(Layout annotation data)
■ ■ ■

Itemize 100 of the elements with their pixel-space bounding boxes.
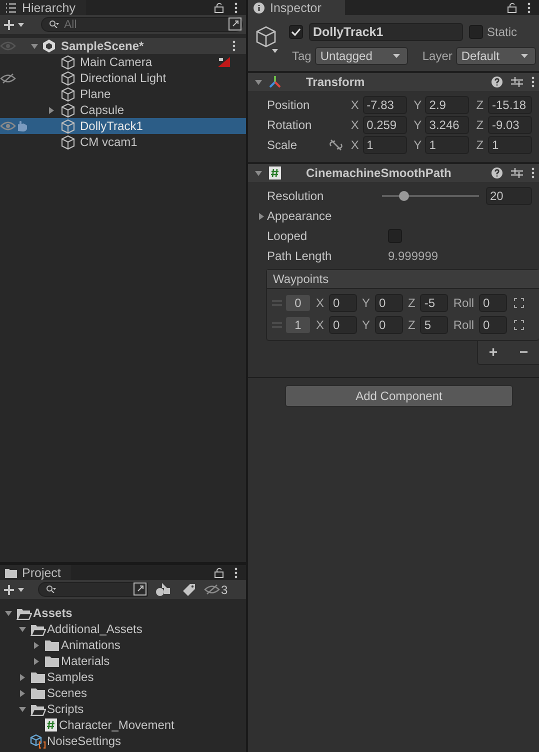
hierarchy-item[interactable]: Main Camera xyxy=(0,54,246,70)
menu-icon[interactable] xyxy=(531,76,535,88)
slider-thumb[interactable] xyxy=(399,191,410,201)
property-label: Scale xyxy=(267,138,298,152)
folder-icon xyxy=(30,686,46,700)
hierarchy-item[interactable]: Plane xyxy=(0,86,246,102)
folder-item[interactable]: Animations xyxy=(0,637,246,653)
search-field[interactable] xyxy=(38,582,148,597)
folder-item[interactable]: Assets xyxy=(0,605,246,621)
hidden-packages-button[interactable]: 3 xyxy=(203,582,229,596)
drag-handle-icon[interactable] xyxy=(272,300,282,306)
axis-label: Y xyxy=(362,296,370,310)
caret-icon[interactable] xyxy=(18,688,26,698)
number-field[interactable]: 1 xyxy=(362,136,407,154)
menu-icon[interactable] xyxy=(234,2,238,14)
tag-icon[interactable] xyxy=(182,582,196,596)
list-button[interactable]: − xyxy=(515,344,532,360)
axis-label: X xyxy=(316,318,324,332)
number-field[interactable]: 0 xyxy=(479,294,508,312)
help-icon[interactable] xyxy=(491,167,503,179)
shapes-icon[interactable] xyxy=(155,582,171,596)
lock-icon[interactable] xyxy=(214,2,224,13)
folder-item[interactable]: Materials xyxy=(0,653,246,669)
create-button[interactable] xyxy=(3,584,25,596)
expand-icon[interactable] xyxy=(514,298,524,308)
hierarchy-item[interactable]: CM vcam1 xyxy=(0,134,246,150)
help-icon[interactable] xyxy=(491,76,503,88)
property-label: Path Length xyxy=(267,249,333,263)
tag-dropdown[interactable]: Untagged xyxy=(315,47,408,65)
caret-icon[interactable] xyxy=(18,704,26,714)
number-field[interactable]: 0 xyxy=(479,316,508,334)
list-button[interactable]: + xyxy=(484,344,502,360)
index-field[interactable]: 0 xyxy=(286,295,310,311)
number-field[interactable]: 1 xyxy=(425,136,470,154)
component-header[interactable]: Transform xyxy=(248,72,539,91)
caret-icon[interactable] xyxy=(46,106,56,114)
link-icon[interactable] xyxy=(329,139,344,151)
add-component-button[interactable]: Add Component xyxy=(285,385,513,407)
lock-icon[interactable] xyxy=(214,567,224,578)
menu-icon[interactable] xyxy=(527,2,531,14)
number-field[interactable]: 1 xyxy=(488,136,532,154)
number-field[interactable]: 20 xyxy=(486,187,532,205)
component-header[interactable]: CinemachineSmoothPath xyxy=(248,163,539,182)
caret-icon[interactable] xyxy=(4,608,12,618)
search-icon xyxy=(46,585,56,593)
presets-icon[interactable] xyxy=(511,167,523,179)
folder-item[interactable]: Scenes xyxy=(0,685,246,701)
number-field[interactable]: -7.83 xyxy=(362,96,407,114)
drag-handle-icon[interactable] xyxy=(272,322,282,328)
scene-row[interactable]: SampleScene* xyxy=(0,38,246,54)
name-field[interactable]: DollyTrack1 xyxy=(309,23,463,41)
script-icon xyxy=(44,718,58,732)
caret-icon xyxy=(392,53,402,59)
list-header[interactable]: Waypoints xyxy=(267,270,539,289)
number-field[interactable]: 0 xyxy=(329,316,358,334)
caret-icon xyxy=(257,212,266,220)
caret-icon[interactable] xyxy=(32,640,40,650)
number-field[interactable]: 2.9 xyxy=(425,96,470,114)
presets-icon[interactable] xyxy=(511,76,523,88)
number-field[interactable]: 0 xyxy=(375,316,404,334)
expand-icon[interactable] xyxy=(514,320,524,330)
caret-icon[interactable] xyxy=(32,656,40,666)
foldout[interactable]: Appearance xyxy=(257,209,332,223)
checkbox[interactable] xyxy=(289,25,303,39)
axis-label: X xyxy=(316,296,324,310)
panel-tab[interactable]: Inspector xyxy=(248,0,346,15)
hierarchy-item[interactable]: Directional Light xyxy=(0,70,246,86)
number-field[interactable]: -5 xyxy=(420,294,448,312)
hidden-eye-icon[interactable] xyxy=(0,72,16,84)
axis-label: Y xyxy=(362,318,370,332)
layer-dropdown[interactable]: Default xyxy=(456,47,536,65)
menu-icon[interactable] xyxy=(531,167,535,179)
menu-icon[interactable] xyxy=(232,40,236,52)
lock-icon[interactable] xyxy=(507,2,517,13)
search-field[interactable]: All xyxy=(41,17,243,32)
number-field[interactable]: 0 xyxy=(329,294,358,312)
menu-icon[interactable] xyxy=(234,566,238,578)
asset-item[interactable]: NoiseSettings xyxy=(0,733,246,749)
panel-tab[interactable]: Hierarchy xyxy=(0,0,86,15)
axis-label: Z xyxy=(408,318,416,332)
number-field[interactable]: 3.246 xyxy=(425,116,470,134)
checkbox[interactable] xyxy=(469,25,483,39)
popout-icon[interactable] xyxy=(228,17,242,31)
number-field[interactable]: 0.259 xyxy=(362,116,407,134)
popout-icon[interactable] xyxy=(133,582,147,596)
caret-icon[interactable] xyxy=(18,672,26,682)
number-field[interactable]: 0 xyxy=(375,294,404,312)
number-field[interactable]: -15.18 xyxy=(488,96,532,114)
number-field[interactable]: -9.03 xyxy=(488,116,532,134)
folder-item[interactable]: Scripts xyxy=(0,701,246,717)
number-field[interactable]: 5 xyxy=(420,316,448,334)
asset-item[interactable]: Character_Movement xyxy=(0,717,246,733)
create-button[interactable] xyxy=(3,18,25,30)
panel-tab[interactable]: Project xyxy=(0,565,71,580)
axis-label: Z xyxy=(408,296,416,310)
caret-icon[interactable] xyxy=(18,624,26,634)
folder-item[interactable]: Additional_Assets xyxy=(0,621,246,637)
index-field[interactable]: 1 xyxy=(286,317,310,333)
folder-item[interactable]: Samples xyxy=(0,669,246,685)
hierarchy-item[interactable]: Capsule xyxy=(0,102,246,118)
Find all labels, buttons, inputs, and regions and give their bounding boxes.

■ ■ ■

» **Aim**: Copy the entries above word for word, omitting the pictures.

» **Problem solution**:
Itemize 100 of the elements with their pixel-space bounding boxes.
hierarchy-item[interactable]: Main Camera xyxy=(0,54,246,70)
menu-icon[interactable] xyxy=(531,76,535,88)
slider-thumb[interactable] xyxy=(399,191,410,201)
property-label: Scale xyxy=(267,138,298,152)
folder-icon xyxy=(30,686,46,700)
hierarchy-item[interactable]: Plane xyxy=(0,86,246,102)
folder-item[interactable]: Animations xyxy=(0,637,246,653)
search-field[interactable] xyxy=(38,582,148,597)
folder-item[interactable]: Assets xyxy=(0,605,246,621)
hidden-packages-button[interactable]: 3 xyxy=(203,582,229,596)
drag-handle-icon[interactable] xyxy=(272,300,282,306)
axis-label: Y xyxy=(362,296,370,310)
caret-icon[interactable] xyxy=(18,688,26,698)
number-field[interactable]: 1 xyxy=(362,136,407,154)
menu-icon[interactable] xyxy=(234,2,238,14)
tag-icon[interactable] xyxy=(182,582,196,596)
list-button[interactable]: − xyxy=(515,344,532,360)
axis-label: X xyxy=(316,318,324,332)
number-field[interactable]: 0 xyxy=(479,294,508,312)
help-icon[interactable] xyxy=(491,167,503,179)
shapes-icon[interactable] xyxy=(155,582,171,596)
lock-icon[interactable] xyxy=(214,2,224,13)
folder-item[interactable]: Materials xyxy=(0,653,246,669)
create-button[interactable] xyxy=(3,584,25,596)
expand-icon[interactable] xyxy=(514,298,524,308)
hierarchy-item[interactable]: CM vcam1 xyxy=(0,134,246,150)
help-icon[interactable] xyxy=(491,76,503,88)
property-label: Path Length xyxy=(267,249,333,263)
tag-dropdown[interactable]: Untagged xyxy=(315,47,408,65)
caret-icon[interactable] xyxy=(18,704,26,714)
number-field[interactable]: 0 xyxy=(479,316,508,334)
list-button[interactable]: + xyxy=(484,344,502,360)
index-field[interactable]: 0 xyxy=(286,295,310,311)
number-field[interactable]: 1 xyxy=(425,136,470,154)
component-header[interactable]: Transform xyxy=(248,72,539,91)
caret-icon[interactable] xyxy=(46,106,56,114)
link-icon[interactable] xyxy=(329,139,344,151)
add-component-button[interactable]: Add Component xyxy=(285,385,513,407)
lock-icon[interactable] xyxy=(214,567,224,578)
menu-icon[interactable] xyxy=(527,2,531,14)
number-field[interactable]: 1 xyxy=(488,136,532,154)
number-field[interactable]: 20 xyxy=(486,187,532,205)
component-header[interactable]: CinemachineSmoothPath xyxy=(248,163,539,182)
caret-icon[interactable] xyxy=(4,608,12,618)
search-icon xyxy=(46,585,56,593)
presets-icon[interactable] xyxy=(511,167,523,179)
folder-item[interactable]: Scenes xyxy=(0,685,246,701)
number-field[interactable]: -7.83 xyxy=(362,96,407,114)
drag-handle-icon[interactable] xyxy=(272,322,282,328)
scene-row[interactable]: SampleScene* xyxy=(0,38,246,54)
name-field[interactable]: DollyTrack1 xyxy=(309,23,463,41)
script-icon xyxy=(44,718,58,732)
caret-icon xyxy=(392,53,402,59)
list-header[interactable]: Waypoints xyxy=(267,270,539,289)
number-field[interactable]: 0 xyxy=(329,316,358,334)
caret-icon xyxy=(257,212,266,220)
caret-icon[interactable] xyxy=(32,640,40,650)
number-field[interactable]: 2.9 xyxy=(425,96,470,114)
presets-icon[interactable] xyxy=(511,76,523,88)
number-field[interactable]: 0 xyxy=(375,316,404,334)
expand-icon[interactable] xyxy=(514,320,524,330)
caret-icon[interactable] xyxy=(32,656,40,666)
foldout[interactable]: Appearance xyxy=(257,209,332,223)
checkbox[interactable] xyxy=(289,25,303,39)
axis-label: X xyxy=(316,296,324,310)
panel-tab[interactable]: Inspector xyxy=(248,0,346,15)
hierarchy-item[interactable]: Directional Light xyxy=(0,70,246,86)
number-field[interactable]: -5 xyxy=(420,294,448,312)
hidden-eye-icon[interactable] xyxy=(0,72,16,84)
axis-label: Y xyxy=(362,318,370,332)
layer-dropdown[interactable]: Default xyxy=(456,47,536,65)
menu-icon[interactable] xyxy=(531,167,535,179)
menu-icon[interactable] xyxy=(232,40,236,52)
lock-icon[interactable] xyxy=(507,2,517,13)
search-field[interactable]: All xyxy=(41,17,243,32)
number-field[interactable]: 0 xyxy=(329,294,358,312)
menu-icon[interactable] xyxy=(234,566,238,578)
asset-item[interactable]: NoiseSettings xyxy=(0,733,246,749)
panel-tab[interactable]: Hierarchy xyxy=(0,0,86,15)
axis-label: Z xyxy=(408,318,416,332)
number-field[interactable]: 3.246 xyxy=(425,116,470,134)
checkbox[interactable] xyxy=(469,25,483,39)
popout-icon[interactable] xyxy=(228,17,242,31)
number-field[interactable]: 0.259 xyxy=(362,116,407,134)
popout-icon[interactable] xyxy=(133,582,147,596)
caret-icon[interactable] xyxy=(18,672,26,682)
number-field[interactable]: 0 xyxy=(375,294,404,312)
number-field[interactable]: -15.18 xyxy=(488,96,532,114)
number-field[interactable]: -9.03 xyxy=(488,116,532,134)
folder-item[interactable]: Scripts xyxy=(0,701,246,717)
number-field[interactable]: 5 xyxy=(420,316,448,334)
asset-item[interactable]: Character_Movement xyxy=(0,717,246,733)
create-button[interactable] xyxy=(3,18,25,30)
panel-tab[interactable]: Project xyxy=(0,565,71,580)
axis-label: Z xyxy=(408,296,416,310)
caret-icon[interactable] xyxy=(18,624,26,634)
folder-item[interactable]: Additional_Assets xyxy=(0,621,246,637)
index-field[interactable]: 1 xyxy=(286,317,310,333)
folder-item[interactable]: Samples xyxy=(0,669,246,685)
hierarchy-item[interactable]: Capsule xyxy=(0,102,246,118)
Find all labels, buttons, inputs, and regions and give their bounding boxes.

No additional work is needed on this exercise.